▶ **Цель задания**
Перепишите без изменений строки данных, начиная со строки, содержащей «staticText: . xyxy=(59,55,60,59)», и заканчивая строкой, содержащей «staticText: No posts. xyxy=(34,26,50,30)».

▶ **Аннотации элементов страницы**

# # #

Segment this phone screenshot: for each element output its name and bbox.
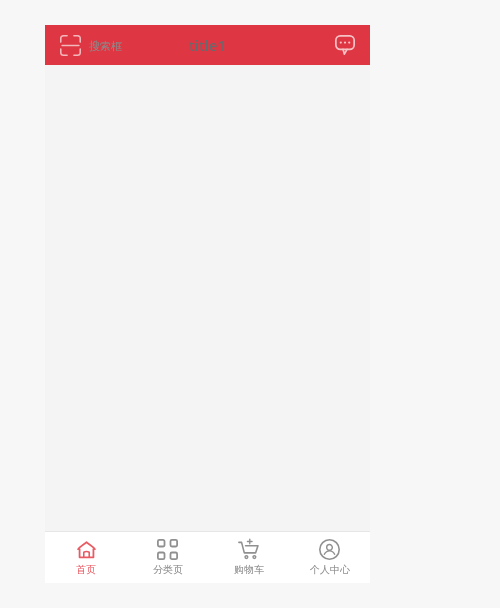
button[interactable]: 购物车 — [208, 532, 289, 583]
staticText: 购物车 — [234, 563, 264, 576]
staticText: 个人中心 — [310, 563, 350, 576]
staticText: 搜索框 — [89, 39, 122, 53]
staticText: title1 — [189, 35, 226, 55]
button[interactable]: Messages — [332, 32, 358, 58]
button[interactable]: Scan — [58, 31, 124, 60]
button[interactable]: 个人中心 — [289, 532, 370, 583]
button[interactable]: 首页 — [45, 532, 127, 583]
staticText: 首页 — [76, 563, 96, 576]
button[interactable]: 分类页 — [127, 532, 208, 583]
staticText: 分类页 — [153, 563, 183, 576]
other: Scan — [60, 35, 81, 56]
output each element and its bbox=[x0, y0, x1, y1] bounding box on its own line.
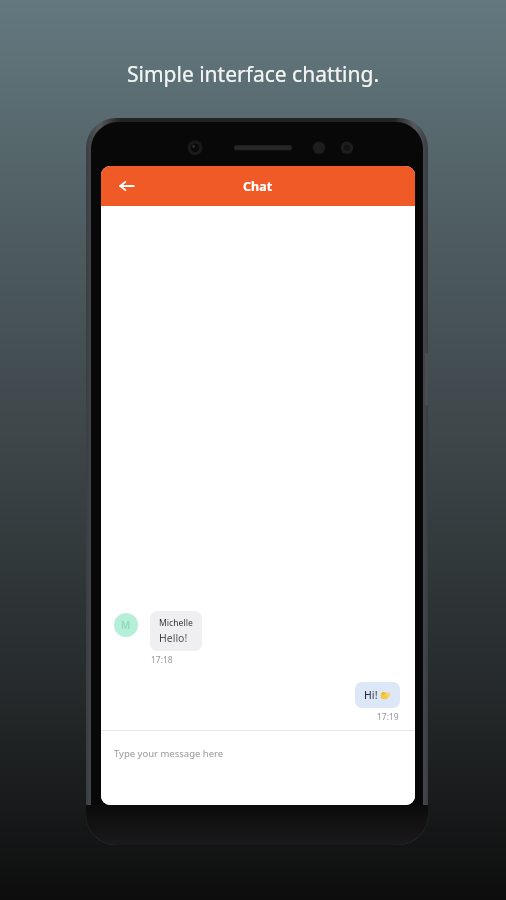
button[interactable]: Hi! bbox=[101, 682, 400, 723]
staticText: Hello! bbox=[159, 631, 188, 645]
staticText: Type your message here bbox=[114, 747, 224, 760]
staticText: Hi! bbox=[364, 688, 378, 702]
button[interactable]: Back bbox=[113, 172, 141, 200]
staticText: Chat bbox=[243, 178, 273, 195]
button[interactable]: Type your message here bbox=[101, 731, 415, 805]
button[interactable]: M bbox=[114, 611, 415, 666]
staticText: M bbox=[121, 618, 131, 632]
staticText: Michelle bbox=[159, 617, 193, 629]
staticText: 17:18 bbox=[151, 654, 173, 666]
staticText: 17:19 bbox=[377, 711, 399, 723]
staticText: Simple interface chatting. bbox=[0, 60, 506, 89]
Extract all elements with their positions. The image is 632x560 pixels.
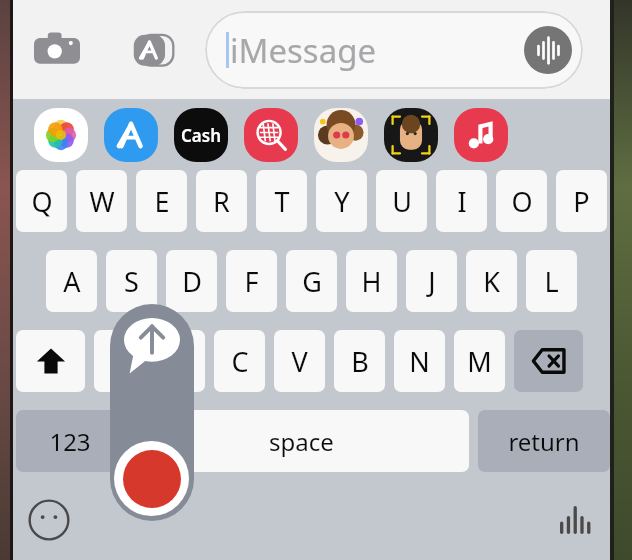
button[interactable]: Record audio message bbox=[524, 26, 572, 74]
button[interactable]: Stop recording bbox=[114, 441, 189, 516]
staticText: H bbox=[361, 263, 382, 300]
button[interactable]: S bbox=[106, 250, 157, 312]
staticText: E bbox=[154, 183, 170, 220]
button[interactable]: T bbox=[256, 170, 307, 232]
button[interactable]: space bbox=[133, 410, 469, 472]
staticText: 123 bbox=[49, 425, 91, 458]
staticText: U bbox=[392, 183, 412, 220]
button[interactable]: D bbox=[166, 250, 217, 312]
button[interactable]: Apps bbox=[125, 21, 183, 79]
staticText: X bbox=[172, 343, 188, 380]
staticText: N bbox=[409, 343, 430, 380]
button[interactable]: K bbox=[466, 250, 517, 312]
button[interactable]: Q bbox=[16, 170, 67, 232]
button[interactable]: N bbox=[394, 330, 445, 392]
button[interactable]: I bbox=[436, 170, 487, 232]
button[interactable]: App bbox=[384, 108, 438, 162]
button[interactable]: P bbox=[556, 170, 607, 232]
button[interactable]: L bbox=[526, 250, 577, 312]
staticText: Cash bbox=[181, 124, 222, 147]
button[interactable]: E bbox=[136, 170, 187, 232]
button[interactable]: App bbox=[34, 108, 88, 162]
button[interactable]: App bbox=[174, 108, 228, 162]
staticText: Y bbox=[334, 183, 350, 220]
button[interactable]: App bbox=[314, 108, 368, 162]
staticText: iMessage bbox=[230, 28, 377, 73]
button[interactable]: H bbox=[346, 250, 397, 312]
button[interactable]: A bbox=[46, 250, 97, 312]
button[interactable]: Send audio message bbox=[110, 304, 194, 521]
button[interactable]: Y bbox=[316, 170, 367, 232]
button[interactable]: Z bbox=[94, 330, 145, 392]
button[interactable]: App bbox=[454, 108, 508, 162]
staticText: S bbox=[124, 263, 139, 300]
staticText: T bbox=[274, 183, 290, 220]
button[interactable]: W bbox=[76, 170, 127, 232]
staticText: L bbox=[544, 263, 559, 300]
button[interactable]: Backspace bbox=[514, 330, 583, 392]
button[interactable]: F bbox=[226, 250, 277, 312]
button[interactable]: C bbox=[214, 330, 265, 392]
button[interactable]: App bbox=[244, 108, 298, 162]
button[interactable]: Camera bbox=[28, 21, 86, 79]
staticText: space bbox=[269, 425, 334, 458]
button[interactable]: R bbox=[196, 170, 247, 232]
staticText: A bbox=[63, 263, 81, 300]
staticText: P bbox=[573, 183, 590, 220]
button[interactable]: Emoji bbox=[27, 498, 71, 542]
staticText: return bbox=[508, 425, 580, 458]
staticText: K bbox=[483, 263, 500, 300]
button[interactable]: O bbox=[496, 170, 547, 232]
staticText: G bbox=[302, 263, 322, 300]
button[interactable]: B bbox=[334, 330, 385, 392]
button[interactable]: Shift bbox=[16, 330, 85, 392]
staticText: V bbox=[291, 343, 308, 380]
staticText: O bbox=[511, 183, 533, 220]
button[interactable]: M bbox=[454, 330, 505, 392]
button[interactable]: J bbox=[406, 250, 457, 312]
button[interactable]: 123 bbox=[16, 410, 124, 472]
button[interactable]: G bbox=[286, 250, 337, 312]
button[interactable]: return bbox=[478, 410, 610, 472]
staticText: C bbox=[231, 343, 249, 380]
staticText: M bbox=[467, 343, 492, 380]
staticText: Z bbox=[112, 343, 128, 380]
button[interactable]: Dictation bbox=[552, 498, 596, 542]
staticText: D bbox=[182, 263, 202, 300]
staticText: F bbox=[244, 263, 259, 300]
staticText: B bbox=[351, 343, 369, 380]
staticText: W bbox=[89, 183, 115, 220]
button[interactable]: X bbox=[154, 330, 205, 392]
staticText: R bbox=[213, 183, 230, 220]
button[interactable]: iMessage bbox=[205, 11, 583, 89]
button[interactable]: V bbox=[274, 330, 325, 392]
staticText: I bbox=[457, 183, 467, 220]
staticText: J bbox=[428, 263, 436, 300]
button[interactable]: App bbox=[104, 108, 158, 162]
button[interactable]: U bbox=[376, 170, 427, 232]
staticText: Q bbox=[31, 183, 53, 220]
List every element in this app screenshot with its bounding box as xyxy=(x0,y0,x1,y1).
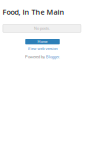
staticText: . xyxy=(59,55,60,59)
staticText: Home xyxy=(38,40,48,44)
button[interactable]: Blogger xyxy=(46,55,59,59)
staticText: View web version xyxy=(28,47,58,51)
button[interactable]: View web version xyxy=(28,47,58,51)
staticText: Blogger xyxy=(46,55,59,59)
staticText: No posts. xyxy=(34,26,50,30)
button[interactable]: Home xyxy=(25,39,60,44)
staticText: Food, In The Main xyxy=(2,7,64,17)
staticText: Powered by xyxy=(25,55,46,59)
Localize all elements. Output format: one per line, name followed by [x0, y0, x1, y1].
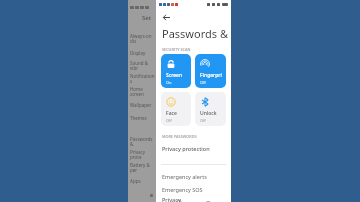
staticText: Wallpaper	[130, 102, 152, 108]
button[interactable]: Face unlock	[161, 92, 191, 126]
staticText: On	[166, 80, 172, 85]
staticText: Screen lock	[166, 72, 188, 79]
staticText: Set	[142, 14, 152, 22]
button[interactable]: Notifications	[128, 72, 156, 85]
staticText: Home screen	[130, 86, 156, 98]
staticText: Themes	[130, 115, 147, 121]
staticText: Notifications	[130, 73, 156, 85]
staticText: SECURITY SCAN	[162, 47, 191, 52]
staticText: Unlock with	[200, 110, 223, 117]
staticText: Apps	[130, 178, 141, 184]
staticText: Face unlock	[166, 110, 188, 117]
button[interactable]: Fingerprint	[195, 54, 226, 88]
staticText: Display	[130, 50, 146, 56]
staticText: Passwords & security	[162, 26, 231, 41]
button[interactable]: Unlock with Bluetooth	[195, 92, 226, 126]
staticText: Off	[200, 118, 206, 123]
staticText: Battery & per	[130, 162, 156, 174]
button[interactable]: Sound & vibr	[128, 59, 156, 72]
button[interactable]: Always-on dis screen	[128, 31, 156, 46]
button[interactable]: Apps	[128, 174, 156, 187]
button[interactable]: Privacy	[156, 196, 231, 202]
button[interactable]: Privacy prote	[128, 148, 156, 161]
staticText: Emergency SOS	[162, 186, 203, 193]
button[interactable]: Emergency SOS	[156, 183, 231, 196]
staticText: Privacy prote	[130, 149, 156, 161]
staticText: Off	[200, 80, 206, 85]
staticText: Passwords &	[130, 136, 156, 148]
staticText: Emergency alerts	[162, 173, 207, 180]
staticText: Fingerprint	[200, 72, 223, 79]
button[interactable]: Themes	[128, 111, 156, 124]
staticText: Sound & vibr	[130, 60, 156, 72]
button[interactable]: Privacy protection password	[156, 142, 231, 155]
button[interactable]: Passwords &	[128, 135, 156, 148]
button[interactable]: Emergency alerts	[156, 170, 231, 183]
button[interactable]: Battery & per	[128, 161, 156, 174]
staticText: Privacy protection password	[162, 145, 227, 152]
staticText: Off	[166, 118, 172, 123]
staticText: MORE PASSWORDS	[162, 134, 197, 139]
staticText: Privacy	[162, 196, 181, 202]
button[interactable]: Back	[160, 11, 172, 23]
button[interactable]: Screen lock	[161, 54, 191, 88]
button[interactable]: Wallpaper	[128, 98, 156, 111]
staticText: Always-on dis screen	[130, 33, 156, 45]
button[interactable]: Home screen	[128, 85, 156, 98]
button[interactable]: Display	[128, 46, 156, 59]
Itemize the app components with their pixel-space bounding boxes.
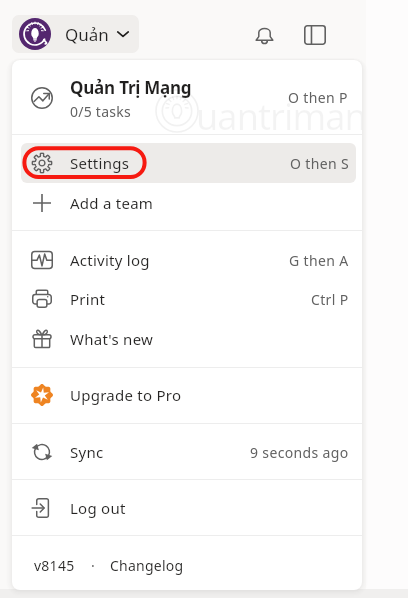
button[interactable]: Activity log xyxy=(21,240,356,280)
staticText: · xyxy=(91,556,95,575)
button[interactable]: Sync xyxy=(21,432,356,472)
staticText: Upgrade to Pro xyxy=(70,385,182,405)
staticText: Quản xyxy=(65,23,109,46)
button[interactable]: Notifications xyxy=(248,19,280,51)
button[interactable]: Changelog xyxy=(110,556,184,575)
staticText: Sync xyxy=(70,442,104,462)
staticText: Log out xyxy=(70,498,126,518)
staticText: Activity log xyxy=(70,250,150,270)
button[interactable]: Upgrade to Pro xyxy=(21,375,356,415)
button[interactable]: Add a team xyxy=(21,183,356,223)
button[interactable]: Log out xyxy=(21,488,356,528)
staticText: O then S xyxy=(290,154,349,173)
staticText: What's new xyxy=(70,329,154,349)
staticText: uantrimang xyxy=(196,92,362,141)
button[interactable]: Print xyxy=(21,279,356,319)
staticText: 0/5 tasks xyxy=(70,102,131,121)
staticText: Print xyxy=(70,289,106,309)
staticText: Add a team xyxy=(70,193,154,213)
button[interactable]: What's new xyxy=(21,319,356,359)
button[interactable]: Quản Trị Mạng xyxy=(12,60,362,134)
button[interactable]: v8145 xyxy=(34,556,75,575)
staticText: 9 seconds ago xyxy=(250,443,349,462)
staticText: Settings xyxy=(70,153,130,173)
staticText: G then A xyxy=(289,251,349,270)
staticText: Quản Trị Mạng xyxy=(70,76,192,99)
staticText: Ctrl P xyxy=(311,290,349,309)
button[interactable]: Toggle side panel xyxy=(299,19,331,51)
button[interactable]: Quản xyxy=(12,15,139,53)
button[interactable]: Settings xyxy=(21,143,356,183)
staticText: O then P xyxy=(288,88,348,107)
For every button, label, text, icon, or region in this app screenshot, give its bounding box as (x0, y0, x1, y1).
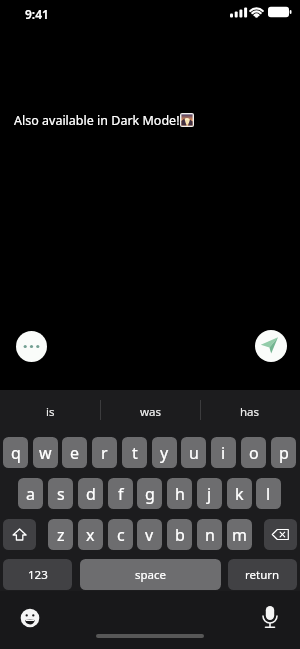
staticText: s (57, 483, 65, 505)
staticText: return (245, 567, 280, 583)
button[interactable]: l (256, 478, 281, 509)
staticText: r (101, 442, 108, 464)
button[interactable]: t (122, 437, 147, 468)
staticText: a (26, 483, 35, 505)
staticText: g (145, 483, 155, 505)
button[interactable]: c (108, 519, 133, 550)
button[interactable]: u (181, 437, 206, 468)
staticText: p (279, 442, 289, 464)
staticText: has (240, 404, 260, 420)
staticText: b (175, 524, 185, 546)
staticText: k (235, 483, 244, 505)
staticText: z (57, 524, 65, 546)
button[interactable]: m (227, 519, 252, 550)
button[interactable]: w (33, 437, 58, 468)
staticText: space (135, 567, 167, 583)
staticText: v (145, 524, 154, 546)
button[interactable]: n (197, 519, 222, 550)
staticText: i (221, 442, 226, 464)
button[interactable]: h (167, 478, 192, 509)
button[interactable]: a (18, 478, 43, 509)
button[interactable]: j (197, 478, 222, 509)
button[interactable]: p (271, 437, 296, 468)
staticText: Also available in Dark Mode! (14, 112, 180, 129)
button[interactable] (256, 602, 284, 630)
staticText: 123 (28, 567, 48, 583)
staticText: 9:41 (25, 6, 49, 22)
button[interactable]: r (92, 437, 117, 468)
button[interactable]: x (78, 519, 103, 550)
button[interactable]: space (80, 559, 221, 590)
button[interactable]: s (48, 478, 73, 509)
staticText: o (249, 442, 259, 464)
staticText: was (140, 404, 161, 420)
staticText: m (232, 524, 247, 546)
button[interactable] (16, 331, 47, 362)
staticText: w (39, 442, 52, 464)
button[interactable]: g (137, 478, 162, 509)
staticText: q (11, 442, 21, 464)
button[interactable]: o (241, 437, 266, 468)
staticText: d (86, 483, 96, 505)
button[interactable]: z (48, 519, 73, 550)
button[interactable]: was (100, 399, 200, 425)
button[interactable]: 123 (3, 559, 72, 590)
staticText: e (70, 442, 80, 464)
button[interactable]: f (108, 478, 133, 509)
button[interactable] (16, 604, 44, 632)
button[interactable]: is (0, 399, 100, 425)
button[interactable]: e (62, 437, 87, 468)
staticText: u (189, 442, 199, 464)
button[interactable]: return (228, 559, 297, 590)
staticText: l (266, 483, 271, 505)
button[interactable]: k (227, 478, 252, 509)
button[interactable]: b (167, 519, 192, 550)
staticText: is (46, 404, 55, 420)
button[interactable]: i (211, 437, 236, 468)
button[interactable] (264, 519, 297, 550)
button[interactable]: v (137, 519, 162, 550)
staticText: x (86, 524, 95, 546)
button[interactable] (3, 519, 36, 550)
staticText: h (175, 483, 185, 505)
button[interactable]: has (200, 399, 300, 425)
button[interactable]: q (3, 437, 28, 468)
staticText: j (207, 483, 212, 505)
button[interactable]: y (152, 437, 177, 468)
staticText: t (132, 442, 138, 464)
staticText: f (118, 483, 124, 505)
staticText: c (117, 524, 125, 546)
staticText: y (160, 442, 169, 464)
button[interactable] (255, 330, 287, 362)
button[interactable]: d (78, 478, 103, 509)
staticText: n (205, 524, 215, 546)
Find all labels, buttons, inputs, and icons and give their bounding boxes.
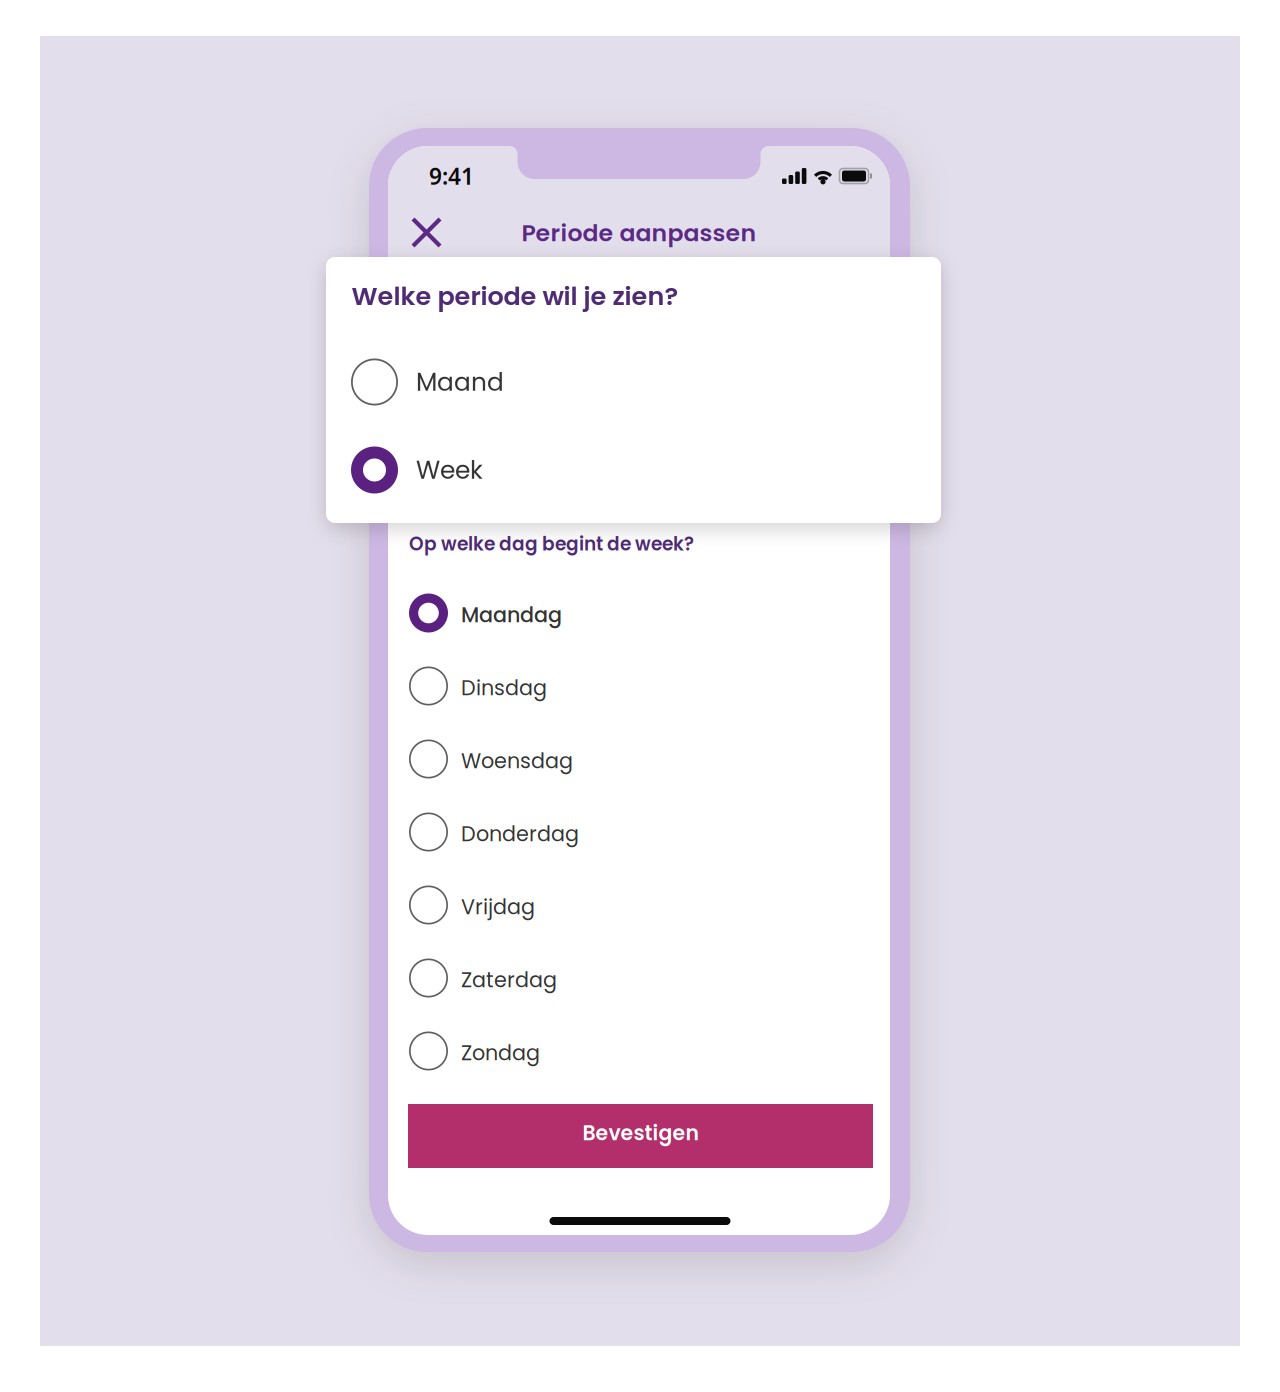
button[interactable]: Sluiten (398, 204, 456, 262)
staticText: Vrijdag (461, 892, 535, 921)
button[interactable]: Woensdag (409, 722, 869, 796)
staticText: 9:41 (429, 161, 474, 191)
staticText: Op welke dag begint de week? (409, 531, 694, 557)
button[interactable]: Bevestigen (408, 1104, 873, 1168)
button[interactable]: Donderdag (409, 796, 869, 868)
staticText: Maandag (461, 600, 562, 629)
staticText: Donderdag (461, 820, 579, 848)
staticText: Zondag (461, 1038, 540, 1067)
staticText: Dinsdag (461, 674, 547, 702)
button[interactable]: Maandag (409, 576, 869, 650)
button[interactable]: Zondag (409, 1014, 869, 1088)
button[interactable]: Maand (351, 338, 916, 426)
button[interactable]: Vrijdag (409, 868, 869, 942)
staticText: Bevestigen (582, 1119, 698, 1147)
button[interactable]: Zaterdag (409, 942, 869, 1014)
staticText: Welke periode wil je zien? (352, 278, 678, 314)
button[interactable]: Week (351, 426, 916, 514)
staticText: Periode aanpassen (522, 216, 756, 250)
staticText: Week (416, 453, 483, 487)
button[interactable]: Dinsdag (409, 650, 869, 722)
staticText: Zaterdag (461, 966, 557, 994)
staticText: Maand (416, 365, 504, 399)
staticText: Woensdag (461, 746, 573, 775)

# # #

▶ **Полный ответ**
staticText: . xyxy=(59,55,60,59)
staticText: Home xyxy=(38,40,48,44)
button[interactable]: Blogger xyxy=(46,55,59,59)
staticText: View web version xyxy=(28,47,58,51)
button[interactable]: View web version xyxy=(28,47,58,51)
staticText: Blogger xyxy=(46,55,59,59)
staticText: No posts. xyxy=(34,26,50,30)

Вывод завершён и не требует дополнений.